◆ Datos proporcionados:
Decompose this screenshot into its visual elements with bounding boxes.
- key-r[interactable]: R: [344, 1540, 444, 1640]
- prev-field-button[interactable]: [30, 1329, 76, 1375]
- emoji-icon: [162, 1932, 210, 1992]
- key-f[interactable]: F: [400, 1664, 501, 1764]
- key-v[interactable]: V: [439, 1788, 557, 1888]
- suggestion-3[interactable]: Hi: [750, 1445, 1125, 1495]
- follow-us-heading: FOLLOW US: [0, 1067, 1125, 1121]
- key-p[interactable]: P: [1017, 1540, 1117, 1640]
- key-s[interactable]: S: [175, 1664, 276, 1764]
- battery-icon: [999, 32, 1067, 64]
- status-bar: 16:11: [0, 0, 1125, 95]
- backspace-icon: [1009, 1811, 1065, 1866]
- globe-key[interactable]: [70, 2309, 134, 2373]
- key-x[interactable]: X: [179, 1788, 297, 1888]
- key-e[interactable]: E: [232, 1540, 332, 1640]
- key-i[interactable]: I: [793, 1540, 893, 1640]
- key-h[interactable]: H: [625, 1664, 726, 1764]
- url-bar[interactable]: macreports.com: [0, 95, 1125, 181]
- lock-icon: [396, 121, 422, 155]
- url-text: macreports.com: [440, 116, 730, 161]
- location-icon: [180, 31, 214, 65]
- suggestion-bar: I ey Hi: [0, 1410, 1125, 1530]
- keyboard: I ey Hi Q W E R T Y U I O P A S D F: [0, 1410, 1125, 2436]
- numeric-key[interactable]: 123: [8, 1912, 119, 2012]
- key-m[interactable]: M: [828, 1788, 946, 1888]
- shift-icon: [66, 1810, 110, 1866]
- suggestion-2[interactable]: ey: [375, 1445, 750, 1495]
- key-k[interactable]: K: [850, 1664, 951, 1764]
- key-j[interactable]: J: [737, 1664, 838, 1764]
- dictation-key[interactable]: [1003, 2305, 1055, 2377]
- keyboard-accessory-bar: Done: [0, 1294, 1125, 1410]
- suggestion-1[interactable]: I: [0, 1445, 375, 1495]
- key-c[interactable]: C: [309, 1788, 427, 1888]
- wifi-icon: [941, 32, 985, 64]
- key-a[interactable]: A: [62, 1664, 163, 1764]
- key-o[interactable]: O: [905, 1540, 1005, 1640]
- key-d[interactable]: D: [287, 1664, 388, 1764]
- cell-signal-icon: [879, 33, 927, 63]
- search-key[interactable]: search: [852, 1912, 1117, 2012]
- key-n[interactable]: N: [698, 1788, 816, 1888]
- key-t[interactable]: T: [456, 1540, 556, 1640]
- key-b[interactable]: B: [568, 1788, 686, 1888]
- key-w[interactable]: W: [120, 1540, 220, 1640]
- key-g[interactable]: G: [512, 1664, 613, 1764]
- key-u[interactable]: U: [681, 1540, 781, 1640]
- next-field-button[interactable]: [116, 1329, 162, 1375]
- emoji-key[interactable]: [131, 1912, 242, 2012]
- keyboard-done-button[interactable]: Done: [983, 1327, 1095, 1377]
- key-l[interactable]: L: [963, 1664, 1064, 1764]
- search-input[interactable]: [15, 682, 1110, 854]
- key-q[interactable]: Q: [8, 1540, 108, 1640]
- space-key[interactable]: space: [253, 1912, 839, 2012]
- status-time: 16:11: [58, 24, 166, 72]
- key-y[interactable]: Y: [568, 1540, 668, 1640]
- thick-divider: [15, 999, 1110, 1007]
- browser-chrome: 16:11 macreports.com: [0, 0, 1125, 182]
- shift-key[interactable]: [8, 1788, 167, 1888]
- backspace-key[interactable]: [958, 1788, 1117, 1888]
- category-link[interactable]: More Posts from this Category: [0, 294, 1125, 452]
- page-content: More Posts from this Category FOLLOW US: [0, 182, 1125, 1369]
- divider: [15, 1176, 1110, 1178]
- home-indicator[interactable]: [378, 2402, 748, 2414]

◆ Tarea breve: Cuenta cuántas líneas de los datos contienen la cadena "this", distinguiendo entre mayúsculas y minúsculas. Responde solo con el número.

◆ Respuesta escrita: 3